--- Start Recorded information ---

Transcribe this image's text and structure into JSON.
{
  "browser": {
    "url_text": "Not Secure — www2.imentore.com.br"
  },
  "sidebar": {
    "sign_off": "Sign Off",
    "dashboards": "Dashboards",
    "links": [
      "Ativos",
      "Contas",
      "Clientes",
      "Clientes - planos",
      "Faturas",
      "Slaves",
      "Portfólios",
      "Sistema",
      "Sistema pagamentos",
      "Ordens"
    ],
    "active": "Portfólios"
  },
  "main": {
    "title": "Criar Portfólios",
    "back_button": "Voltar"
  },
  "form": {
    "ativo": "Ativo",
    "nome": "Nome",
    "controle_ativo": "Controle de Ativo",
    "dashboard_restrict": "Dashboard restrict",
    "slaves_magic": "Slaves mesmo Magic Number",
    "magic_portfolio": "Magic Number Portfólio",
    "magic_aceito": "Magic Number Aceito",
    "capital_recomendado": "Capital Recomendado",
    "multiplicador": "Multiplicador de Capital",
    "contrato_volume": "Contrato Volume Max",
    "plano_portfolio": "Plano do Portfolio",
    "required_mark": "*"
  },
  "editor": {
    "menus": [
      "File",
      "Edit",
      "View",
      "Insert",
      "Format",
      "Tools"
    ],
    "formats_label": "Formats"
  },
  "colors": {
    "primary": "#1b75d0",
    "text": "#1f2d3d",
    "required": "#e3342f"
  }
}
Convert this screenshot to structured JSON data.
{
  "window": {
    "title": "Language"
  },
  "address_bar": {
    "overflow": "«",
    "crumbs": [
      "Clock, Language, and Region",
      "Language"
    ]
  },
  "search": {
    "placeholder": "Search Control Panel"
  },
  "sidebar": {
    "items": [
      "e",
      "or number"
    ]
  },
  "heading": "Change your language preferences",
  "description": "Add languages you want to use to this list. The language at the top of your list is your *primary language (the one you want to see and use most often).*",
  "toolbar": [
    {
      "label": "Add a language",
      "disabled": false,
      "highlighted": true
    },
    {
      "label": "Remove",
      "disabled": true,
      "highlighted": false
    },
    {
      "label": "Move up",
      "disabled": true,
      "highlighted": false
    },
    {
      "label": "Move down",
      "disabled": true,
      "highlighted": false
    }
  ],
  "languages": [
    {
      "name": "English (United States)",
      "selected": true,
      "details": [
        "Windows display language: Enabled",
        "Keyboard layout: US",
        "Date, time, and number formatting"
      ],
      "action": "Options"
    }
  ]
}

--- End Recorded information ---

▶ [What is required]:
Reproduce the entries above exactly.

▶ [Correct response]:
Transcribe this image's text and structure into JSON.
{
  "browser": {
    "url_text": "Not Secure — www2.imentore.com.br"
  },
  "sidebar": {
    "sign_off": "Sign Off",
    "dashboards": "Dashboards",
    "links": [
      "Ativos",
      "Contas",
      "Clientes",
      "Clientes - planos",
      "Faturas",
      "Slaves",
      "Portfólios",
      "Sistema",
      "Sistema pagamentos",
      "Ordens"
    ],
    "active": "Portfólios"
  },
  "main": {
    "title": "Criar Portfólios",
    "back_button": "Voltar"
  },
  "form": {
    "ativo": "Ativo",
    "nome": "Nome",
    "controle_ativo": "Controle de Ativo",
    "dashboard_restrict": "Dashboard restrict",
    "slaves_magic": "Slaves mesmo Magic Number",
    "magic_portfolio": "Magic Number Portfólio",
    "magic_aceito": "Magic Number Aceito",
    "capital_recomendado": "Capital Recomendado",
    "multiplicador": "Multiplicador de Capital",
    "contrato_volume": "Contrato Volume Max",
    "plano_portfolio": "Plano do Portfolio",
    "required_mark": "*"
  },
  "editor": {
    "menus": [
      "File",
      "Edit",
      "View",
      "Insert",
      "Format",
      "Tools"
    ],
    "formats_label": "Formats"
  },
  "colors": {
    "primary": "#1b75d0",
    "text": "#1f2d3d",
    "required": "#e3342f"
  }
}
Convert this screenshot to structured JSON data.
{
  "window": {
    "title": "Language"
  },
  "address_bar": {
    "overflow": "«",
    "crumbs": [
      "Clock, Language, and Region",
      "Language"
    ]
  },
  "search": {
    "placeholder": "Search Control Panel"
  },
  "sidebar": {
    "items": [
      "e",
      "or number"
    ]
  },
  "heading": "Change your language preferences",
  "description": "Add languages you want to use to this list. The language at the top of your list is your *primary language (the one you want to see and use most often).*",
  "toolbar": [
    {
      "label": "Add a language",
      "disabled": false,
      "highlighted": true
    },
    {
      "label": "Remove",
      "disabled": true,
      "highlighted": false
    },
    {
      "label": "Move up",
      "disabled": true,
      "highlighted": false
    },
    {
      "label": "Move down",
      "disabled": true,
      "highlighted": false
    }
  ],
  "languages": [
    {
      "name": "English (United States)",
      "selected": true,
      "details": [
        "Windows display language: Enabled",
        "Keyboard layout: US",
        "Date, time, and number formatting"
      ],
      "action": "Options"
    }
  ]
}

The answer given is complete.